**Input for this task**.
[start]

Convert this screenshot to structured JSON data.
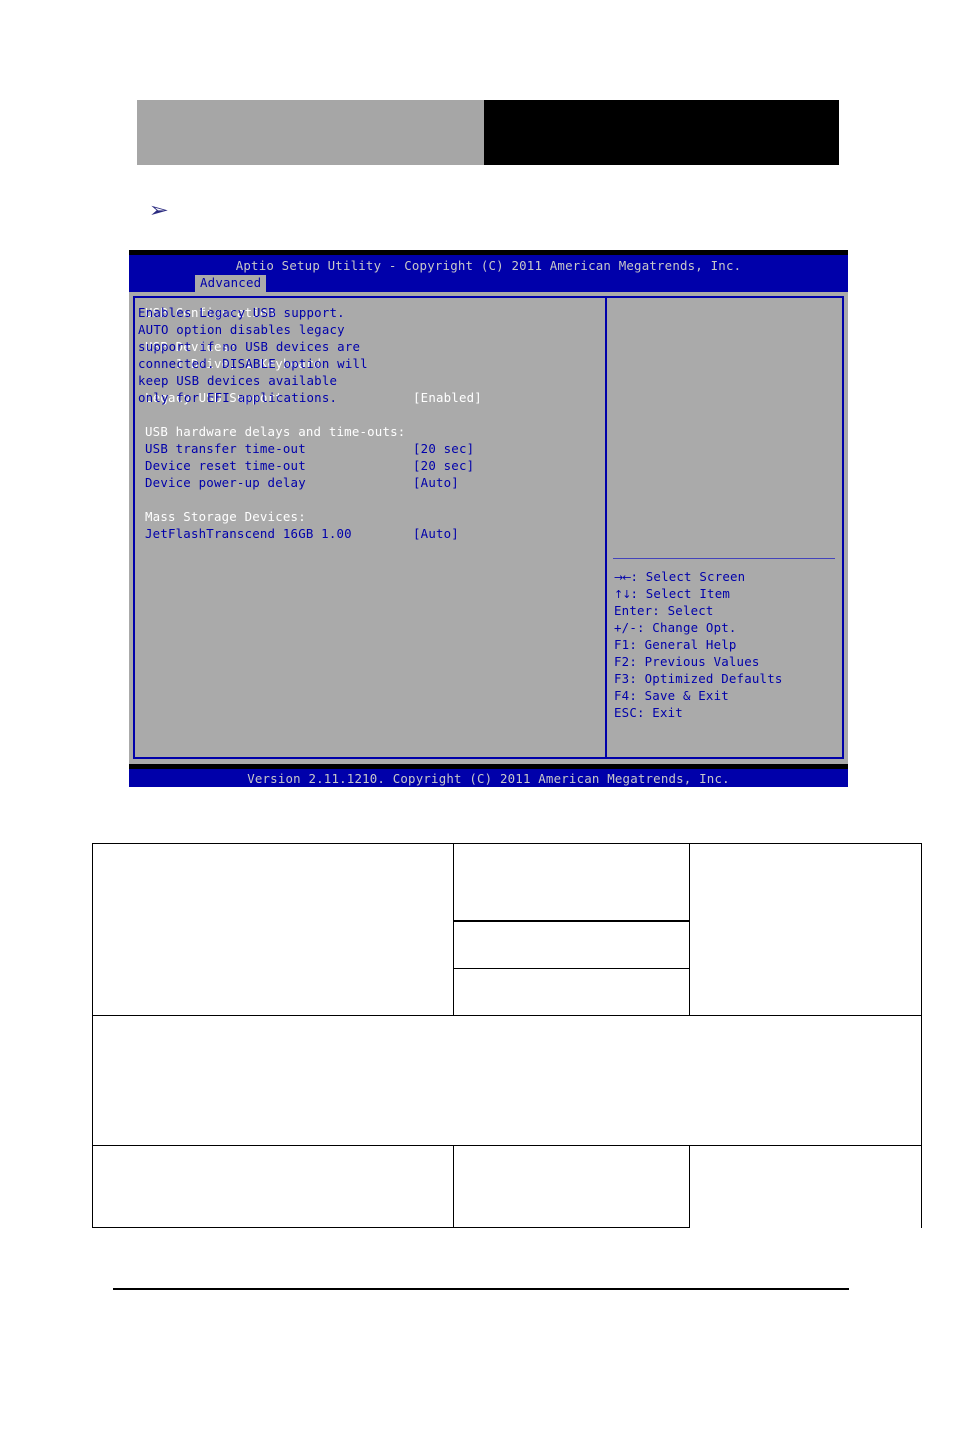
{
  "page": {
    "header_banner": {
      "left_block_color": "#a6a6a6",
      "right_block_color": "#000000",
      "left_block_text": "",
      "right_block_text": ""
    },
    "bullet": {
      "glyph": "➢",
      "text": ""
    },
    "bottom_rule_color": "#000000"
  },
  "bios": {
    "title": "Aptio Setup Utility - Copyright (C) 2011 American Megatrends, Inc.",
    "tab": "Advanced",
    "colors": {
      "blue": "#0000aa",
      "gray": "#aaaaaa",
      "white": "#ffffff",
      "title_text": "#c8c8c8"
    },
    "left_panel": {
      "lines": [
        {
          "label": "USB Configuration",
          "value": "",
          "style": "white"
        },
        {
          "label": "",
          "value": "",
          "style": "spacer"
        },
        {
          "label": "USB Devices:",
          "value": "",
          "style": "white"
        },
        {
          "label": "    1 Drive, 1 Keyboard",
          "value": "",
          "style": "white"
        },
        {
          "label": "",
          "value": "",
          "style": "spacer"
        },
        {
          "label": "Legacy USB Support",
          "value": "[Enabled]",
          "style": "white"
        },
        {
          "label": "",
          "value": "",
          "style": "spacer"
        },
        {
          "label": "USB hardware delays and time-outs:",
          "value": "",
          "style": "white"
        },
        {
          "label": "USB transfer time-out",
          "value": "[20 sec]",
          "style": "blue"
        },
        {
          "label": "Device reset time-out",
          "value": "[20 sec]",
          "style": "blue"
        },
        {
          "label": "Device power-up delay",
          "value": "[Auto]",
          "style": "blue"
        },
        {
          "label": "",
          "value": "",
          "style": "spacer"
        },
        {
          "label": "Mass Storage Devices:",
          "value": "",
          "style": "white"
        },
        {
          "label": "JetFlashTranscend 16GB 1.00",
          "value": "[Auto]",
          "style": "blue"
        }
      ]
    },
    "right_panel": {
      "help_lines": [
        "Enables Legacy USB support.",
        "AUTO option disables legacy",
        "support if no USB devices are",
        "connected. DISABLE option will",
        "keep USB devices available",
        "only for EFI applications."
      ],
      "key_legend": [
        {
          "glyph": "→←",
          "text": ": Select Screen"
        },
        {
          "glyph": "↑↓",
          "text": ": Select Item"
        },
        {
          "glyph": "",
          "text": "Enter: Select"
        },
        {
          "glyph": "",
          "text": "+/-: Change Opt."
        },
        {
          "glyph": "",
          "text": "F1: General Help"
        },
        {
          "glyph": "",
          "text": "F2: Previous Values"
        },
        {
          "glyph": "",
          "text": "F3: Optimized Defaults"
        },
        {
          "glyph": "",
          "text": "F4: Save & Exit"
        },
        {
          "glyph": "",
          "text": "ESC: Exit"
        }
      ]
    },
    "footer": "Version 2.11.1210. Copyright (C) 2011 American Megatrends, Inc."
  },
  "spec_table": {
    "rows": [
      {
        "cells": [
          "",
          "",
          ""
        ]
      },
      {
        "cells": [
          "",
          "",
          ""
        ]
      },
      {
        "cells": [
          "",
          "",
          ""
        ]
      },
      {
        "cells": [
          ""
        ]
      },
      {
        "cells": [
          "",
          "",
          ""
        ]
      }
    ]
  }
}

[end]

**Job**.
Leave out the pictures and transcribe the entries above exactly.

**Solution**.
Convert this screenshot to structured JSON data.
{
  "page": {
    "header_banner": {
      "left_block_color": "#a6a6a6",
      "right_block_color": "#000000",
      "left_block_text": "",
      "right_block_text": ""
    },
    "bullet": {
      "glyph": "➢",
      "text": ""
    },
    "bottom_rule_color": "#000000"
  },
  "bios": {
    "title": "Aptio Setup Utility - Copyright (C) 2011 American Megatrends, Inc.",
    "tab": "Advanced",
    "colors": {
      "blue": "#0000aa",
      "gray": "#aaaaaa",
      "white": "#ffffff",
      "title_text": "#c8c8c8"
    },
    "left_panel": {
      "lines": [
        {
          "label": "USB Configuration",
          "value": "",
          "style": "white"
        },
        {
          "label": "",
          "value": "",
          "style": "spacer"
        },
        {
          "label": "USB Devices:",
          "value": "",
          "style": "white"
        },
        {
          "label": "    1 Drive, 1 Keyboard",
          "value": "",
          "style": "white"
        },
        {
          "label": "",
          "value": "",
          "style": "spacer"
        },
        {
          "label": "Legacy USB Support",
          "value": "[Enabled]",
          "style": "white"
        },
        {
          "label": "",
          "value": "",
          "style": "spacer"
        },
        {
          "label": "USB hardware delays and time-outs:",
          "value": "",
          "style": "white"
        },
        {
          "label": "USB transfer time-out",
          "value": "[20 sec]",
          "style": "blue"
        },
        {
          "label": "Device reset time-out",
          "value": "[20 sec]",
          "style": "blue"
        },
        {
          "label": "Device power-up delay",
          "value": "[Auto]",
          "style": "blue"
        },
        {
          "label": "",
          "value": "",
          "style": "spacer"
        },
        {
          "label": "Mass Storage Devices:",
          "value": "",
          "style": "white"
        },
        {
          "label": "JetFlashTranscend 16GB 1.00",
          "value": "[Auto]",
          "style": "blue"
        }
      ]
    },
    "right_panel": {
      "help_lines": [
        "Enables Legacy USB support.",
        "AUTO option disables legacy",
        "support if no USB devices are",
        "connected. DISABLE option will",
        "keep USB devices available",
        "only for EFI applications."
      ],
      "key_legend": [
        {
          "glyph": "→←",
          "text": ": Select Screen"
        },
        {
          "glyph": "↑↓",
          "text": ": Select Item"
        },
        {
          "glyph": "",
          "text": "Enter: Select"
        },
        {
          "glyph": "",
          "text": "+/-: Change Opt."
        },
        {
          "glyph": "",
          "text": "F1: General Help"
        },
        {
          "glyph": "",
          "text": "F2: Previous Values"
        },
        {
          "glyph": "",
          "text": "F3: Optimized Defaults"
        },
        {
          "glyph": "",
          "text": "F4: Save & Exit"
        },
        {
          "glyph": "",
          "text": "ESC: Exit"
        }
      ]
    },
    "footer": "Version 2.11.1210. Copyright (C) 2011 American Megatrends, Inc."
  },
  "spec_table": {
    "rows": [
      {
        "cells": [
          "",
          "",
          ""
        ]
      },
      {
        "cells": [
          "",
          "",
          ""
        ]
      },
      {
        "cells": [
          "",
          "",
          ""
        ]
      },
      {
        "cells": [
          ""
        ]
      },
      {
        "cells": [
          "",
          "",
          ""
        ]
      }
    ]
  }
}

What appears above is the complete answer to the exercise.